*** Excerpted passage ***

Phenomena of interest
The focus of interest of this review is the epidemiological association between gender as exposure (potential risk factor) and mortality as an outcome.
Types of outcomes
The outcome of interest in this review will be the survival status (i.e. whether subjects are alive or dead) of subjects.
Types of studies
Observational studies (cohort studies case-control studies and cross sectional) will be considered for inclusion.
Search strategy
A three-stage comprehensive search strategy will be used to identify all relevant published and grey literature. First, an initial search of databases Pub Med and CINAHL will be made to identify relevant keywords and search terms. This will be followed by a thorough second search using all identified keywords and index terms across major databases. Finally, the reference lists or bibliographies of all identified reports and articles will be checked manually for articles of interest.
Available electronic journal articles will be searched through HINARI, Popline, and MedNar databases. The JBI Database of Systematic Reviews and Implementation Reports, the Cochrane Library, government websites and specific journals will also be explored to identify reviews that may act as sources of primary studies. In addition manual searches will be done for different books related to our topic as a source of potentially relevant research studies.
The following search strategy will be modified for the various databases and search engines.
Initial keywords/search terms:
["Gender" OR "Sex" AND "People on ART" OR "HIV patients", OR "Gender AND HIV Patients" OR "People on ART" OR "People living with HIV/ AIDS on ART", OR "effect of Gender" OR "effect of sex" OR "effect of gender on HIV"] and [survival OR "mortality"]
Databases to be searched:
PubMed, CINAHL, PopLine, LILACS, MedNar and Embase
Only English language studies fulfilling the inclusion criteria for this review mentioned above will be considered for inclusion. Research conducted following the start of ART until December, 2014 will be searched and considered.
In this systematic review survival status will be measured as whether the patient is alive or dead, excluding those subjects who are lost to follow-up, have been transferred out, have missed appointments and are unascertained, that is, whether they have died or not.
Assessment of methodological quality
All papers selected for inclusion in the review will be subjected to a rigorous, independent appraisal by three individuals. Regardless of their score, relevant papers will be included and their individual limitations and risk of bias and how that may impact on the results of this review will be discussed.
Standardized critical appraisal instruments from the Joanna Briggs Institute Meta-Analysis of Statistics Assessment and Review Instruments (JBI-MAStARI) (Appendix I) will be used. Any disagreements that arise among the reviewers will be resolved through discussions, or with a forth reviewer.

*** End of Excerpted passage ***
*** Data listing ***

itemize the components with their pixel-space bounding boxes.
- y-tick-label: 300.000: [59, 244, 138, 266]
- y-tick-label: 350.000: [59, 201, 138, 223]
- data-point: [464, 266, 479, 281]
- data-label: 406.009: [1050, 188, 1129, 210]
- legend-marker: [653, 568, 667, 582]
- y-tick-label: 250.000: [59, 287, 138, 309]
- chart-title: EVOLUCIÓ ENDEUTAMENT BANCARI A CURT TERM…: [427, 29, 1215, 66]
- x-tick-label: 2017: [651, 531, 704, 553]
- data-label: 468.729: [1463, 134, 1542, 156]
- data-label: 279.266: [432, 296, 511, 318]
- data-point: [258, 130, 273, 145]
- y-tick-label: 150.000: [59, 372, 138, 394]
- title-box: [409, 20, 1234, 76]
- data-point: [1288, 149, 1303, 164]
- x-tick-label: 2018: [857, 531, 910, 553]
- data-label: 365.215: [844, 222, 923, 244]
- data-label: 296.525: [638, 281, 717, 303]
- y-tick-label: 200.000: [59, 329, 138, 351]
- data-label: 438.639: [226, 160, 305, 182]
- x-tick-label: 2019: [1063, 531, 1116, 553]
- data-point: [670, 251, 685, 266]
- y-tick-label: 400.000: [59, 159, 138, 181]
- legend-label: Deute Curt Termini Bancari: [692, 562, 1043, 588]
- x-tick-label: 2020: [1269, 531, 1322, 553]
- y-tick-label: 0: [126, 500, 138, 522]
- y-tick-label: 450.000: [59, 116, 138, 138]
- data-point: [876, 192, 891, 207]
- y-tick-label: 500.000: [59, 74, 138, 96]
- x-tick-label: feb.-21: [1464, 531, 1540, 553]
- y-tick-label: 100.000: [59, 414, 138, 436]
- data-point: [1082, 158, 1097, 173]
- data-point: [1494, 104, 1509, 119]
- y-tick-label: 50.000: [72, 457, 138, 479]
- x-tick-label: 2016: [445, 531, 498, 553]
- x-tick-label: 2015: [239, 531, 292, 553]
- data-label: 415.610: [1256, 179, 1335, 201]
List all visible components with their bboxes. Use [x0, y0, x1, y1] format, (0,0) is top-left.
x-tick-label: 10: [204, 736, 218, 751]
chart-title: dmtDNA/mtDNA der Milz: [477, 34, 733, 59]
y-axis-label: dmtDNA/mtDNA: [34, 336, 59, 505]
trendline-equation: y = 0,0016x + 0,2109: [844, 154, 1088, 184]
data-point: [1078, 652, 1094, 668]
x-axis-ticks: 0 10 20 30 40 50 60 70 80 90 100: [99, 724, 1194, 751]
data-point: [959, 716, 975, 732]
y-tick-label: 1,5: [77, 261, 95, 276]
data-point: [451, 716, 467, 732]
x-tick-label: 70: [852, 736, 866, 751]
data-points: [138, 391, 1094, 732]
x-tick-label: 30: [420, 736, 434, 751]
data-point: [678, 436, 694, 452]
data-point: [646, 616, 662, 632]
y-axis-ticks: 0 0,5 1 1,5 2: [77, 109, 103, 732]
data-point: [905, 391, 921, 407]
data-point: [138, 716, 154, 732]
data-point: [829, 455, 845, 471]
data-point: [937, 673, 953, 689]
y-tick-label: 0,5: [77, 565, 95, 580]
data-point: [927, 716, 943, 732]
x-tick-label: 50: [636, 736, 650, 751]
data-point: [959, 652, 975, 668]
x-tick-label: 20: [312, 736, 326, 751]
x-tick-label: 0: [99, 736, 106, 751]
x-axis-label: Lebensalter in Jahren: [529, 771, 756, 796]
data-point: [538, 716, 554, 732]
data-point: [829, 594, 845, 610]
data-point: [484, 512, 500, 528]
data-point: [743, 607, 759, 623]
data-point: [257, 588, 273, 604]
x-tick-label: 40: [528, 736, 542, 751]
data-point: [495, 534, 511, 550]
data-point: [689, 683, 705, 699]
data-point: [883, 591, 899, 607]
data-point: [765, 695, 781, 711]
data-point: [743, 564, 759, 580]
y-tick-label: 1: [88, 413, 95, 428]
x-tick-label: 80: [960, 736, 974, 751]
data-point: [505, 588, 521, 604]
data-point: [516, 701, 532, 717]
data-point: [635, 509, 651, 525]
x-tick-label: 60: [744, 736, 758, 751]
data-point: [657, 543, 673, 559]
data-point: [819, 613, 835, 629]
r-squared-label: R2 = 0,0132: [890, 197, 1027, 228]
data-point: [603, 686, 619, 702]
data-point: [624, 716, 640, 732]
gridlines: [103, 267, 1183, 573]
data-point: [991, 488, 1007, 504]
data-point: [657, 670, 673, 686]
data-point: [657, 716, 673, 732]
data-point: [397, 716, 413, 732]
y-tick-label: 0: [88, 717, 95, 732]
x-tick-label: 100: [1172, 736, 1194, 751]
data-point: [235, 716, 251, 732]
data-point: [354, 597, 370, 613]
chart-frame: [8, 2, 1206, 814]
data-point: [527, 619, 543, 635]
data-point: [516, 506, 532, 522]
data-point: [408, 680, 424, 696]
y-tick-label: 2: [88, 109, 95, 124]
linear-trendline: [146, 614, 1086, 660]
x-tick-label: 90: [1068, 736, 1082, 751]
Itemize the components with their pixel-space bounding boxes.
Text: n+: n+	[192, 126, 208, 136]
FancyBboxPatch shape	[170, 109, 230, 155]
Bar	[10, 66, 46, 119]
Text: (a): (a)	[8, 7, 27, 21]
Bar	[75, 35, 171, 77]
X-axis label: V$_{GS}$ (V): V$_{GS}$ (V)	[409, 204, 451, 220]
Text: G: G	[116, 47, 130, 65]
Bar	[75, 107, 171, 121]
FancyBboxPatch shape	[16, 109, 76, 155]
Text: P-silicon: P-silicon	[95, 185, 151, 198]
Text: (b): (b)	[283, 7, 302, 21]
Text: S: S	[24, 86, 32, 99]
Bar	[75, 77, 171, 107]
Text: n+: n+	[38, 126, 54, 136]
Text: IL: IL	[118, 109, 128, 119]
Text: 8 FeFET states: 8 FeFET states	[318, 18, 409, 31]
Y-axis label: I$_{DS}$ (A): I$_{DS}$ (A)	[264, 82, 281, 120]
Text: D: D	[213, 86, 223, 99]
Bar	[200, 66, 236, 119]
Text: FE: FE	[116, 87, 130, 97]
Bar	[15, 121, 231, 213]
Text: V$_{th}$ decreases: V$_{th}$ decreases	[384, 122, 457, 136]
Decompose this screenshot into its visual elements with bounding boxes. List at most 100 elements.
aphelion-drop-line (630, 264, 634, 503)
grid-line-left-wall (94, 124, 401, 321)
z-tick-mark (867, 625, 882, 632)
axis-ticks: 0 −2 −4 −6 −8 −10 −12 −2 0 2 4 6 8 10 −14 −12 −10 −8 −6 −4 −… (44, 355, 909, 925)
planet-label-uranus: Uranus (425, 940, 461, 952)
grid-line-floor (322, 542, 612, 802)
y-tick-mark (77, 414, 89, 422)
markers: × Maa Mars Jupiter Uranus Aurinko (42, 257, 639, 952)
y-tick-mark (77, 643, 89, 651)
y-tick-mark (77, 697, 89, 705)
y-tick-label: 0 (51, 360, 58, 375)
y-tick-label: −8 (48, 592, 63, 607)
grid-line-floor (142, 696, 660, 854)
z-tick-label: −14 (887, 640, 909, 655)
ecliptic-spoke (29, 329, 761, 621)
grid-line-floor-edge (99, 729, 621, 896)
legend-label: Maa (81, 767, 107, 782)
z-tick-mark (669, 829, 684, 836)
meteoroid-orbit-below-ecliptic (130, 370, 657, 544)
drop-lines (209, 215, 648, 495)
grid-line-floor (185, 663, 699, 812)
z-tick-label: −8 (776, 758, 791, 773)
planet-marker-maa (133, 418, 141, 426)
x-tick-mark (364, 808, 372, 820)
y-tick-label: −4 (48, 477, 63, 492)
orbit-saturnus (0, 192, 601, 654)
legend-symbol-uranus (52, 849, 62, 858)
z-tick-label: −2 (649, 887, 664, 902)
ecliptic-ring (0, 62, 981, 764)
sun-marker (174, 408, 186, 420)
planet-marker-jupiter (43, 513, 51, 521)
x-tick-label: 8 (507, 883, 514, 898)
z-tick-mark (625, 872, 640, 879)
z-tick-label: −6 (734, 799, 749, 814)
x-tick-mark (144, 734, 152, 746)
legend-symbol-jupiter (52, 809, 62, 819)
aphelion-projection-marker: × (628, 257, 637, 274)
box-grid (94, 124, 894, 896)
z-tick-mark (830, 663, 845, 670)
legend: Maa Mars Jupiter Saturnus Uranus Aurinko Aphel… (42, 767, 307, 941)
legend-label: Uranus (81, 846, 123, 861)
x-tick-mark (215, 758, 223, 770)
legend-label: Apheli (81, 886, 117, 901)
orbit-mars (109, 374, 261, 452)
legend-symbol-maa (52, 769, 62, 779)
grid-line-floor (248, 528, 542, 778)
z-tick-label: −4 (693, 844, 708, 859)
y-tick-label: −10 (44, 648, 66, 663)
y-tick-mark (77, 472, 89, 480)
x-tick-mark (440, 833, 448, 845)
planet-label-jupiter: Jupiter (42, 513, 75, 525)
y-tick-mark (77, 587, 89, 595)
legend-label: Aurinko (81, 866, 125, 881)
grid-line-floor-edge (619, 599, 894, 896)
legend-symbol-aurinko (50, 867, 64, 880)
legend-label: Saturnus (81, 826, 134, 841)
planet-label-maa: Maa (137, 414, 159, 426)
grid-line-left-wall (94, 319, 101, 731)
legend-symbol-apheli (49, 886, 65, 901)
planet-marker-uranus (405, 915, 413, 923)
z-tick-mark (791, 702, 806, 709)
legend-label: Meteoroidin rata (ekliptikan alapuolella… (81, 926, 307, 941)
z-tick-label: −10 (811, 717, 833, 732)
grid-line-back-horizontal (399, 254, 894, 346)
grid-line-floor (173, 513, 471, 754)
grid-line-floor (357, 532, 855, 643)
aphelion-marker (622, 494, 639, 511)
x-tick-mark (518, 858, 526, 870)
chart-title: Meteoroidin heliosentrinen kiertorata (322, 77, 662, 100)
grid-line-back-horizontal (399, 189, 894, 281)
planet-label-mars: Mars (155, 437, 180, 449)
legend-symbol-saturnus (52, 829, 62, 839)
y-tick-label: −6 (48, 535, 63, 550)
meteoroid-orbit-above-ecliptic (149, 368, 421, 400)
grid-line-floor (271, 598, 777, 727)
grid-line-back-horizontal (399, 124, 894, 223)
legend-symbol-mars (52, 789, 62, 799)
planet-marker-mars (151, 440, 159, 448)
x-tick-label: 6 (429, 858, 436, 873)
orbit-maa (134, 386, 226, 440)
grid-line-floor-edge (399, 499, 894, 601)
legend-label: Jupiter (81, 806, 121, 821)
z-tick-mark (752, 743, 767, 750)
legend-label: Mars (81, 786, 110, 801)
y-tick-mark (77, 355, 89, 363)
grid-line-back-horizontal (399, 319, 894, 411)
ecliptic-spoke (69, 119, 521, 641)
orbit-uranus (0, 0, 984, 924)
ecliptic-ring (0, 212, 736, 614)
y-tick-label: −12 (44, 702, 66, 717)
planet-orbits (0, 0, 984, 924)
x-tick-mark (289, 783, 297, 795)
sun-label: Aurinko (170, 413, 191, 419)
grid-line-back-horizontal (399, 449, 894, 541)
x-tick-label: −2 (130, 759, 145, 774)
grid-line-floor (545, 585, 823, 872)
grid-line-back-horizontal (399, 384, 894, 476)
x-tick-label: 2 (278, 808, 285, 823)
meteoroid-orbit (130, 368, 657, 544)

*** End of Data listing ***

### Tasks for this exercise
**A)** According to the review excerpt, why will the JBI Database of Systematic Reviews and Implementation Reports, the Cochrane Library, government websites and specific journals be explored? Answer in one to three sentences.
**B)** Answer these questions from the review excerpt:
(i) Which two databases will be used for the initial search?
(ii) How many individuals will independently appraise each selected paper?
(iii) Until what month and year will research be searched?
**C)** Rewrite the paragraph of the review excerpt that begins "A three-stage comprehensive search strategy" as a short list of its stages.
Work from the review excerpt only and set the material aside.

### List of solutions
**A)** They will be explored to identify reviews that may act as sources of primary studies.

**B)**
(i) PubMed and CINAHL
(ii) Three
(iii) December 2014

**C)**
A three-stage search will identify all relevant published and grey literature:
- Stage 1: an initial search of PubMed and CINAHL to identify relevant keywords and search terms.
- Stage 2: a thorough search of major databases using all identified keywords and index terms.
- Stage 3: a manual check of the reference lists or bibliographies of all identified reports and articles.